(Data items)
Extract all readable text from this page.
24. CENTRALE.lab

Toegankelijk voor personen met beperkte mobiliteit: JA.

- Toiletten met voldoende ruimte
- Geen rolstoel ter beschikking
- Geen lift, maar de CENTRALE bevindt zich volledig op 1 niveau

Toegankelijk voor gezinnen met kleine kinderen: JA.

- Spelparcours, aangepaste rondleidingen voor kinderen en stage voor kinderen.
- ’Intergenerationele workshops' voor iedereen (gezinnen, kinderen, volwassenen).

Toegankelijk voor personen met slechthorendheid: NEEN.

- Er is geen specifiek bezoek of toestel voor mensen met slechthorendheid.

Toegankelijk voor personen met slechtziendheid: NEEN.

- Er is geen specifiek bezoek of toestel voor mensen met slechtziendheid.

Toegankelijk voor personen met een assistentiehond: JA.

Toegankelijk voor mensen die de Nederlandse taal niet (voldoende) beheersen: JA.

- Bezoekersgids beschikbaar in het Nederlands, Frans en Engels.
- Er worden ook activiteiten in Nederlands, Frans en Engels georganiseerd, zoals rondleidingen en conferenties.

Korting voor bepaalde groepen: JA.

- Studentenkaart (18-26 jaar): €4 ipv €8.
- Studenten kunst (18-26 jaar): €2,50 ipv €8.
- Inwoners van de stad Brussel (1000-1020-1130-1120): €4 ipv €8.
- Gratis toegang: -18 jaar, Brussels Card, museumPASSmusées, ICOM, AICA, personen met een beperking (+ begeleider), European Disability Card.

▶ **Exercise directions**: Extract every line above exactly as it stands.

▶ **Correct response**:
Extract all readable text from this page.
24. CENTRALE.lab

Toegankelijk voor personen met beperkte mobiliteit: JA.

- Toiletten met voldoende ruimte
- Geen rolstoel ter beschikking
- Geen lift, maar de CENTRALE bevindt zich volledig op 1 niveau

Toegankelijk voor gezinnen met kleine kinderen: JA.

- Spelparcours, aangepaste rondleidingen voor kinderen en stage voor kinderen.
- ’Intergenerationele workshops' voor iedereen (gezinnen, kinderen, volwassenen).

Toegankelijk voor personen met slechthorendheid: NEEN.

- Er is geen specifiek bezoek of toestel voor mensen met slechthorendheid.

Toegankelijk voor personen met slechtziendheid: NEEN.

- Er is geen specifiek bezoek of toestel voor mensen met slechtziendheid.

Toegankelijk voor personen met een assistentiehond: JA.

Toegankelijk voor mensen die de Nederlandse taal niet (voldoende) beheersen: JA.

- Bezoekersgids beschikbaar in het Nederlands, Frans en Engels.
- Er worden ook activiteiten in Nederlands, Frans en Engels georganiseerd, zoals rondleidingen en conferenties.

Korting voor bepaalde groepen: JA.

- Studentenkaart (18-26 jaar): €4 ipv €8.
- Studenten kunst (18-26 jaar): €2,50 ipv €8.
- Inwoners van de stad Brussel (1000-1020-1130-1120): €4 ipv €8.
- Gratis toegang: -18 jaar, Brussels Card, museumPASSmusées, ICOM, AICA, personen met een beperking (+ begeleider), European Disability Card.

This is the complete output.